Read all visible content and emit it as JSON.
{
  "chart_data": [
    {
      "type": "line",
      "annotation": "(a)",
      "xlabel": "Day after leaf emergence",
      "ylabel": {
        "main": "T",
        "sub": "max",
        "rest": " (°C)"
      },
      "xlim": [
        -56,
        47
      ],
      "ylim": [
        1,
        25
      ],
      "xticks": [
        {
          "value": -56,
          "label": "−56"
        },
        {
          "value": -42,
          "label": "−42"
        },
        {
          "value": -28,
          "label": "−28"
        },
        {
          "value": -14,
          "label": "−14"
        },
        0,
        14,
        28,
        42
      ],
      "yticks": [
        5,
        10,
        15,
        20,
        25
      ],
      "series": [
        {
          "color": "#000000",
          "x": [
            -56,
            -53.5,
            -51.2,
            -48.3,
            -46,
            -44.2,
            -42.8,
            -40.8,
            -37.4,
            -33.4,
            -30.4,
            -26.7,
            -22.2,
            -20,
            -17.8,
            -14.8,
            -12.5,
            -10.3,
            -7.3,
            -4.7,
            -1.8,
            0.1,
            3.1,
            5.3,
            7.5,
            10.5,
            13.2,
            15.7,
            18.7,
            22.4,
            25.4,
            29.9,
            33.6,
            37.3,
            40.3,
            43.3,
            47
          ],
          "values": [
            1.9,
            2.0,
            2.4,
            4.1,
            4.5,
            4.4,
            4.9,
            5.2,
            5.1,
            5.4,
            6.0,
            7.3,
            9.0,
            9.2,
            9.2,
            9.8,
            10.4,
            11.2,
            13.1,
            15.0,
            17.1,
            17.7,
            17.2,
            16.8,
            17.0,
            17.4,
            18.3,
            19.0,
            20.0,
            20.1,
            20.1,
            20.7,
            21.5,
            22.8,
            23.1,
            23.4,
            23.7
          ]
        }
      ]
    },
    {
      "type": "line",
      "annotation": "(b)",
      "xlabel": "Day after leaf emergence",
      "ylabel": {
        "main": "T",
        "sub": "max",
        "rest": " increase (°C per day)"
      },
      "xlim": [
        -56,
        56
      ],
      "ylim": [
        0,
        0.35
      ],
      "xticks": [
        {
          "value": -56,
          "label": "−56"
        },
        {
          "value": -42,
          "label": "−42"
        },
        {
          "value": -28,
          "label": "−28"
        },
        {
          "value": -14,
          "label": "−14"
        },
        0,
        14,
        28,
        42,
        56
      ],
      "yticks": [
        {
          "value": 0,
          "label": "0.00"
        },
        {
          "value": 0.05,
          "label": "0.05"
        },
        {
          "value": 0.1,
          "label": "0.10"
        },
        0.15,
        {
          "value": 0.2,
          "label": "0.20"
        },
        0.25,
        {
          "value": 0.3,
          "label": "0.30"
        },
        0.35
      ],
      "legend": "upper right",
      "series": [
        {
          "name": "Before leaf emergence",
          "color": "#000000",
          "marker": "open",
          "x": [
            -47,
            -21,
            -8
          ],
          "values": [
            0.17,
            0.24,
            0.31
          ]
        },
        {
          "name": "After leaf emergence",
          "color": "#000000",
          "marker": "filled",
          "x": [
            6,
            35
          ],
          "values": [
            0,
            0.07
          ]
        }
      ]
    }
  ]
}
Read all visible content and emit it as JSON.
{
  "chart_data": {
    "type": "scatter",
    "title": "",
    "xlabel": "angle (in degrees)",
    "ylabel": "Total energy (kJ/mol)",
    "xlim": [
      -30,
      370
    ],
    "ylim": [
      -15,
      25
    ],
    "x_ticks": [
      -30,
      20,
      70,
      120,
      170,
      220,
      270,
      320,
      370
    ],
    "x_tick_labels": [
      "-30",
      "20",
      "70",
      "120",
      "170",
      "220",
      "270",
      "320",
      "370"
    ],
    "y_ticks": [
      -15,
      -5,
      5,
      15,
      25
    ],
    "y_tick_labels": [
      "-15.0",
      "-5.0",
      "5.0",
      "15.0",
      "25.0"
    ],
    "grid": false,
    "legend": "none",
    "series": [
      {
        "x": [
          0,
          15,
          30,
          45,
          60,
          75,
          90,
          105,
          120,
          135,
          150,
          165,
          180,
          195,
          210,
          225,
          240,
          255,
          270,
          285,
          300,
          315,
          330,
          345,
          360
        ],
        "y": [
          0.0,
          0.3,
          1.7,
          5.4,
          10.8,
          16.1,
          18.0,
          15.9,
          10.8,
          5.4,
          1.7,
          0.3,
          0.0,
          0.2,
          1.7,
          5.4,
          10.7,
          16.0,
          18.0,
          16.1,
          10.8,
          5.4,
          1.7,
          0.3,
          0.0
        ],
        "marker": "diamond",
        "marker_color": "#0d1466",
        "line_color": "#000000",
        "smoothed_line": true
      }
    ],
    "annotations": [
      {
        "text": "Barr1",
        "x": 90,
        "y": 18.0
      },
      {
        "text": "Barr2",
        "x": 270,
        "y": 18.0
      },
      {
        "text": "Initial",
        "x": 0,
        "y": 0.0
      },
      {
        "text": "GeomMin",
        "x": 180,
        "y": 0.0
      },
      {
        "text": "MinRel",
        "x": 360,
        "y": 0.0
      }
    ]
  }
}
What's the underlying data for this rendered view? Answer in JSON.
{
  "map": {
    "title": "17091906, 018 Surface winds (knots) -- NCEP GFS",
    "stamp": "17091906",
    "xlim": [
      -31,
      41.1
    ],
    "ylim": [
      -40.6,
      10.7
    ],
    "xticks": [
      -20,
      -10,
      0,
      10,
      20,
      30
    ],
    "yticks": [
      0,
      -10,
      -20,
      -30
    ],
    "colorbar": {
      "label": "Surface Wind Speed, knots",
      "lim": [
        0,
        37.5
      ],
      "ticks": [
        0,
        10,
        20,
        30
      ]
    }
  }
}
━━━━━━━━━━
→ **EXERCISE DIRECTIONS**
Go through the records and print each one exactly.

→ **COMPLETE RESPONSE**
Read all visible content and emit it as JSON.
{
  "chart_data": [
    {
      "type": "line",
      "annotation": "(a)",
      "xlabel": "Day after leaf emergence",
      "ylabel": {
        "main": "T",
        "sub": "max",
        "rest": " (°C)"
      },
      "xlim": [
        -56,
        47
      ],
      "ylim": [
        1,
        25
      ],
      "xticks": [
        {
          "value": -56,
          "label": "−56"
        },
        {
          "value": -42,
          "label": "−42"
        },
        {
          "value": -28,
          "label": "−28"
        },
        {
          "value": -14,
          "label": "−14"
        },
        0,
        14,
        28,
        42
      ],
      "yticks": [
        5,
        10,
        15,
        20,
        25
      ],
      "series": [
        {
          "color": "#000000",
          "x": [
            -56,
            -53.5,
            -51.2,
            -48.3,
            -46,
            -44.2,
            -42.8,
            -40.8,
            -37.4,
            -33.4,
            -30.4,
            -26.7,
            -22.2,
            -20,
            -17.8,
            -14.8,
            -12.5,
            -10.3,
            -7.3,
            -4.7,
            -1.8,
            0.1,
            3.1,
            5.3,
            7.5,
            10.5,
            13.2,
            15.7,
            18.7,
            22.4,
            25.4,
            29.9,
            33.6,
            37.3,
            40.3,
            43.3,
            47
          ],
          "values": [
            1.9,
            2.0,
            2.4,
            4.1,
            4.5,
            4.4,
            4.9,
            5.2,
            5.1,
            5.4,
            6.0,
            7.3,
            9.0,
            9.2,
            9.2,
            9.8,
            10.4,
            11.2,
            13.1,
            15.0,
            17.1,
            17.7,
            17.2,
            16.8,
            17.0,
            17.4,
            18.3,
            19.0,
            20.0,
            20.1,
            20.1,
            20.7,
            21.5,
            22.8,
            23.1,
            23.4,
            23.7
          ]
        }
      ]
    },
    {
      "type": "line",
      "annotation": "(b)",
      "xlabel": "Day after leaf emergence",
      "ylabel": {
        "main": "T",
        "sub": "max",
        "rest": " increase (°C per day)"
      },
      "xlim": [
        -56,
        56
      ],
      "ylim": [
        0,
        0.35
      ],
      "xticks": [
        {
          "value": -56,
          "label": "−56"
        },
        {
          "value": -42,
          "label": "−42"
        },
        {
          "value": -28,
          "label": "−28"
        },
        {
          "value": -14,
          "label": "−14"
        },
        0,
        14,
        28,
        42,
        56
      ],
      "yticks": [
        {
          "value": 0,
          "label": "0.00"
        },
        {
          "value": 0.05,
          "label": "0.05"
        },
        {
          "value": 0.1,
          "label": "0.10"
        },
        0.15,
        {
          "value": 0.2,
          "label": "0.20"
        },
        0.25,
        {
          "value": 0.3,
          "label": "0.30"
        },
        0.35
      ],
      "legend": "upper right",
      "series": [
        {
          "name": "Before leaf emergence",
          "color": "#000000",
          "marker": "open",
          "x": [
            -47,
            -21,
            -8
          ],
          "values": [
            0.17,
            0.24,
            0.31
          ]
        },
        {
          "name": "After leaf emergence",
          "color": "#000000",
          "marker": "filled",
          "x": [
            6,
            35
          ],
          "values": [
            0,
            0.07
          ]
        }
      ]
    }
  ]
}
Read all visible content and emit it as JSON.
{
  "chart_data": {
    "type": "scatter",
    "title": "",
    "xlabel": "angle (in degrees)",
    "ylabel": "Total energy (kJ/mol)",
    "xlim": [
      -30,
      370
    ],
    "ylim": [
      -15,
      25
    ],
    "x_ticks": [
      -30,
      20,
      70,
      120,
      170,
      220,
      270,
      320,
      370
    ],
    "x_tick_labels": [
      "-30",
      "20",
      "70",
      "120",
      "170",
      "220",
      "270",
      "320",
      "370"
    ],
    "y_ticks": [
      -15,
      -5,
      5,
      15,
      25
    ],
    "y_tick_labels": [
      "-15.0",
      "-5.0",
      "5.0",
      "15.0",
      "25.0"
    ],
    "grid": false,
    "legend": "none",
    "series": [
      {
        "x": [
          0,
          15,
          30,
          45,
          60,
          75,
          90,
          105,
          120,
          135,
          150,
          165,
          180,
          195,
          210,
          225,
          240,
          255,
          270,
          285,
          300,
          315,
          330,
          345,
          360
        ],
        "y": [
          0.0,
          0.3,
          1.7,
          5.4,
          10.8,
          16.1,
          18.0,
          15.9,
          10.8,
          5.4,
          1.7,
          0.3,
          0.0,
          0.2,
          1.7,
          5.4,
          10.7,
          16.0,
          18.0,
          16.1,
          10.8,
          5.4,
          1.7,
          0.3,
          0.0
        ],
        "marker": "diamond",
        "marker_color": "#0d1466",
        "line_color": "#000000",
        "smoothed_line": true
      }
    ],
    "annotations": [
      {
        "text": "Barr1",
        "x": 90,
        "y": 18.0
      },
      {
        "text": "Barr2",
        "x": 270,
        "y": 18.0
      },
      {
        "text": "Initial",
        "x": 0,
        "y": 0.0
      },
      {
        "text": "GeomMin",
        "x": 180,
        "y": 0.0
      },
      {
        "text": "MinRel",
        "x": 360,
        "y": 0.0
      }
    ]
  }
}
What's the underlying data for this rendered view? Answer in JSON.
{
  "map": {
    "title": "17091906, 018 Surface winds (knots) -- NCEP GFS",
    "stamp": "17091906",
    "xlim": [
      -31,
      41.1
    ],
    "ylim": [
      -40.6,
      10.7
    ],
    "xticks": [
      -20,
      -10,
      0,
      10,
      20,
      30
    ],
    "yticks": [
      0,
      -10,
      -20,
      -30
    ],
    "colorbar": {
      "label": "Surface Wind Speed, knots",
      "lim": [
        0,
        37.5
      ],
      "ticks": [
        0,
        10,
        20,
        30
      ]
    }
  }
}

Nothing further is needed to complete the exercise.